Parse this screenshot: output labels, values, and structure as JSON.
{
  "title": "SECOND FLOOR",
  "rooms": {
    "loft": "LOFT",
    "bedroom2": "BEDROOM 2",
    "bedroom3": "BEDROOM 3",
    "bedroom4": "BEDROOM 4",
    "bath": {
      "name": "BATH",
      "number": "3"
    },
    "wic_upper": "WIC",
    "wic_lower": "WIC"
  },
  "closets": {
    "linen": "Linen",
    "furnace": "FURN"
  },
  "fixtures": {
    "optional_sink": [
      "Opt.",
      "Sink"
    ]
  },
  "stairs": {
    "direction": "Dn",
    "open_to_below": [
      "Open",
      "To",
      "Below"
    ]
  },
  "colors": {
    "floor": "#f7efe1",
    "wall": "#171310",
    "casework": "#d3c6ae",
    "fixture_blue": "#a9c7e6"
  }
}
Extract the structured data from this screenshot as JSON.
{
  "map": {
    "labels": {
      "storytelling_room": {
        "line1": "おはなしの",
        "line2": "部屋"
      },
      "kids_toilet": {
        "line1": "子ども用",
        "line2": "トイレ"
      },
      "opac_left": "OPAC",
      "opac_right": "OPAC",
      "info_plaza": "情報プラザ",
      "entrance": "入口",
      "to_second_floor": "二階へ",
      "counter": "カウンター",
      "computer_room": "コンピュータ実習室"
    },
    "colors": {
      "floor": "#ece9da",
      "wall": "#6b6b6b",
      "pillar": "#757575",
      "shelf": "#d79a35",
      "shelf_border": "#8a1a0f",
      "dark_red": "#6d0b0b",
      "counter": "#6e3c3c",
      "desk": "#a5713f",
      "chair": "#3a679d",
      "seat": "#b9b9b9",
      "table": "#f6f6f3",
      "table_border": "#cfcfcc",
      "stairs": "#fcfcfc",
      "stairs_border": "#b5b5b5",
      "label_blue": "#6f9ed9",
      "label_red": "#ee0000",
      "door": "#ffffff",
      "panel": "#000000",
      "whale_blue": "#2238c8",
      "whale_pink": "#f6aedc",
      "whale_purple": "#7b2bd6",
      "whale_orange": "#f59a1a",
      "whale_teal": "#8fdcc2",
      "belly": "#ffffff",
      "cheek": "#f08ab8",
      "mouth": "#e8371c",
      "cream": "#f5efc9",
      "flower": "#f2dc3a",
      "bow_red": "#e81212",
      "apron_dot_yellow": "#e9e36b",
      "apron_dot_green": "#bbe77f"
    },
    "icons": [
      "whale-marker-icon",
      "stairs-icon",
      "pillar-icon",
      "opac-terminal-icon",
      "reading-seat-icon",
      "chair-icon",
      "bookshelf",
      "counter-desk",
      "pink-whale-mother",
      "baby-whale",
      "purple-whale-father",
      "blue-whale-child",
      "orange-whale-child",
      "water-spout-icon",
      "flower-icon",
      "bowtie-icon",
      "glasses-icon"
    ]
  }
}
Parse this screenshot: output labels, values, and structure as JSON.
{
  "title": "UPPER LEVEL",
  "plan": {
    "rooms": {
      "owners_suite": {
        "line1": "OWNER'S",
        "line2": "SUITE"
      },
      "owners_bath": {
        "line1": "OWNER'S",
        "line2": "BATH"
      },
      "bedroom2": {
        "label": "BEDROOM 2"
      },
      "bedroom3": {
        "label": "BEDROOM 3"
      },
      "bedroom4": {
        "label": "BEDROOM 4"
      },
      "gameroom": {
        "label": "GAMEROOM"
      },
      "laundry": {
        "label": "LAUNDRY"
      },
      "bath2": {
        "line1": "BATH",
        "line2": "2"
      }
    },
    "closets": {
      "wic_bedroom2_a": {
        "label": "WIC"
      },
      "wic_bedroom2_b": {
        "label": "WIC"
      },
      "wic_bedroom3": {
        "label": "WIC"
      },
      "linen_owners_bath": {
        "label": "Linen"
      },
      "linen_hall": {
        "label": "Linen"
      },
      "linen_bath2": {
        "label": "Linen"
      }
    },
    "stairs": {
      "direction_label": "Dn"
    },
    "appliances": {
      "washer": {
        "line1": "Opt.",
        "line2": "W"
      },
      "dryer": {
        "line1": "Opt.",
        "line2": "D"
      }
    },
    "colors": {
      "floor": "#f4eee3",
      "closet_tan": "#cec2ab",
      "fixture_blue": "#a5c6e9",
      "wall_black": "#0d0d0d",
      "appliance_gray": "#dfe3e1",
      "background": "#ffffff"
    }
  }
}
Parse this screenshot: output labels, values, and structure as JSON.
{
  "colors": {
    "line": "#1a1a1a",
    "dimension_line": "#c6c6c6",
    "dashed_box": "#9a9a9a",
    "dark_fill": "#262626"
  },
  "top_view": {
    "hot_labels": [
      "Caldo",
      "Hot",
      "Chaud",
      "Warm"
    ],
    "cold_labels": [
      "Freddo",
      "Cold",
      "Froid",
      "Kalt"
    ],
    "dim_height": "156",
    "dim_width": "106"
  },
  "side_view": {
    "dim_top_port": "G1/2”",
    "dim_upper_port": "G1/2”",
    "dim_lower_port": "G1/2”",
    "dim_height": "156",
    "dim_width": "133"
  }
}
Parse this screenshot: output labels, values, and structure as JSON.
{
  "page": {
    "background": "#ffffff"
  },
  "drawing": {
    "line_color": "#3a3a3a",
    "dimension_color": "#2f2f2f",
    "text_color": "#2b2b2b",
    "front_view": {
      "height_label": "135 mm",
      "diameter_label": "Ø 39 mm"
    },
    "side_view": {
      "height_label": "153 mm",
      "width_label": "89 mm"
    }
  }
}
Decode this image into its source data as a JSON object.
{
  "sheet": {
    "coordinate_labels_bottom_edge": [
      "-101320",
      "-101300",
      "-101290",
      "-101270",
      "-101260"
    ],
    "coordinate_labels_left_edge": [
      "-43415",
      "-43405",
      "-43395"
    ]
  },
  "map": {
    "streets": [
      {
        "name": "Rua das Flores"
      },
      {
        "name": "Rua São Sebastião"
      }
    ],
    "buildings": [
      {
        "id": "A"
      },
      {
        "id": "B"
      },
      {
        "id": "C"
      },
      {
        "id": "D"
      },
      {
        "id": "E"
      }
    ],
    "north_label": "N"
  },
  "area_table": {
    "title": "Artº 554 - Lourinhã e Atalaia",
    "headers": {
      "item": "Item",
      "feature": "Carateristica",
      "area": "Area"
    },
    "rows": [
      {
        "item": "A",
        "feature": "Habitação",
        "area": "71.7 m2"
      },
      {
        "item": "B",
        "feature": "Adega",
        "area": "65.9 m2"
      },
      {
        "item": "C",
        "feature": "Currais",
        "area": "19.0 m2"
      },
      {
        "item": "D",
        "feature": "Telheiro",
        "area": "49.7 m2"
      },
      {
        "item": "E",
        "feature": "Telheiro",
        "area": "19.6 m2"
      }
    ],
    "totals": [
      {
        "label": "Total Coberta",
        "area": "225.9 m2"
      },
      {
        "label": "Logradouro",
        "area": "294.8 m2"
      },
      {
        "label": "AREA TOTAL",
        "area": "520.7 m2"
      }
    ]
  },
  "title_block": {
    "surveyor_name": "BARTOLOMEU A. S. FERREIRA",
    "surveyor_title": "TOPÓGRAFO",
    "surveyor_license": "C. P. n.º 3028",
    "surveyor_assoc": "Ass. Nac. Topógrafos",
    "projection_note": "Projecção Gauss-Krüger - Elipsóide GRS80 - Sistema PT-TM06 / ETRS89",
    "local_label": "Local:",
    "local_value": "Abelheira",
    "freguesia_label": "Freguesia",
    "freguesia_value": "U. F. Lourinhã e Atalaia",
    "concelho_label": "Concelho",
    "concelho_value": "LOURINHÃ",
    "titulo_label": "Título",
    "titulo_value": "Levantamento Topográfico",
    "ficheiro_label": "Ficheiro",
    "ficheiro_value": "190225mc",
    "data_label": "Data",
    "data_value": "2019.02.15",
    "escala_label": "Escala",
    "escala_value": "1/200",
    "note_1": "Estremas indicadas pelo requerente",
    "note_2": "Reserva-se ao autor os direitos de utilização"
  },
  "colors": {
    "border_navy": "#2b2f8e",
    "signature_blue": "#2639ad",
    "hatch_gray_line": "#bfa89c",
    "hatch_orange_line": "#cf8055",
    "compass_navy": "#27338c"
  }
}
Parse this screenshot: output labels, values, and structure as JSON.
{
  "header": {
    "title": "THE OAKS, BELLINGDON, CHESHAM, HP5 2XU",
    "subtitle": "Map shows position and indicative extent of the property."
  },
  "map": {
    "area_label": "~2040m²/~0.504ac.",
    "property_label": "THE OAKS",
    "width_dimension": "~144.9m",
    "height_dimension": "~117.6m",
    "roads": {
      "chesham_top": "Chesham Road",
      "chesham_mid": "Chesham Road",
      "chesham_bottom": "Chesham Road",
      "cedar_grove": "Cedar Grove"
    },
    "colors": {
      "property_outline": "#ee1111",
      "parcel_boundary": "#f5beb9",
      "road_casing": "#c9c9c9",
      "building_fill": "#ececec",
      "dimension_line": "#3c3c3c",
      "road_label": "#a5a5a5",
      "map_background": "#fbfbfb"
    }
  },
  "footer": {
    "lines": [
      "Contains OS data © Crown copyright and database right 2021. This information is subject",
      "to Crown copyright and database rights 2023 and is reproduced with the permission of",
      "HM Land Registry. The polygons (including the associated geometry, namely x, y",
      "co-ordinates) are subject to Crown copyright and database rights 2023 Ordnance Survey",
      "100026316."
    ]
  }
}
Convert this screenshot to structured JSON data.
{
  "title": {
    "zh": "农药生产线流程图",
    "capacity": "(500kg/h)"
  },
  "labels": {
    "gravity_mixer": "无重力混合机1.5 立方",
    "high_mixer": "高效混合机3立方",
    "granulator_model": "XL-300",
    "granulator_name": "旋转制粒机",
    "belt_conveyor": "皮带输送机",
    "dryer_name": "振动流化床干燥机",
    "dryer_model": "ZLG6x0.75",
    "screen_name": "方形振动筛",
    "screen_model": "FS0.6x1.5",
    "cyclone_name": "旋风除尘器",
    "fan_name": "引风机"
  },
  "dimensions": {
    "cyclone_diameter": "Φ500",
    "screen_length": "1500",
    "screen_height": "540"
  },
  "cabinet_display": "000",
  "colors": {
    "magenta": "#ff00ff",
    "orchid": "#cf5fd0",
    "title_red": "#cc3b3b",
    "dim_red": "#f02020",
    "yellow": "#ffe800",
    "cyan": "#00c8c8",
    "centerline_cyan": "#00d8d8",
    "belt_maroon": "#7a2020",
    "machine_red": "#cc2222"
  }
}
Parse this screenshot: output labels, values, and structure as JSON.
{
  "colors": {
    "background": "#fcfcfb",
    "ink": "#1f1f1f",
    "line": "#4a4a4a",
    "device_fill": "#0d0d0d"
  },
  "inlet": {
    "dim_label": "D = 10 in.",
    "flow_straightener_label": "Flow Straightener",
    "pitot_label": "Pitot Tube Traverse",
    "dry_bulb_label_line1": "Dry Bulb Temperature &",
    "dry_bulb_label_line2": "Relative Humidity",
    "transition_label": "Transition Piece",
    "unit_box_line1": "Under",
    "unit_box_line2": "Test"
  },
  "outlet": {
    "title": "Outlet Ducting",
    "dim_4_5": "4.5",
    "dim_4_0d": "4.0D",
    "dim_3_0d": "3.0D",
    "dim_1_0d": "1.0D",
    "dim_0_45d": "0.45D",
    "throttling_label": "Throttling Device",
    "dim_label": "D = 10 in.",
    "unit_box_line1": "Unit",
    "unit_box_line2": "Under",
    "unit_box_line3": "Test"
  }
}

> **GIVEN EXERCISE**
Extract every line from the records above that contains the word "ffffff".

> **TASK SOLUTION**
      "door": "#ffffff",
      "belly": "#ffffff",
      "background": "#ffffff"
    "background": "#ffffff"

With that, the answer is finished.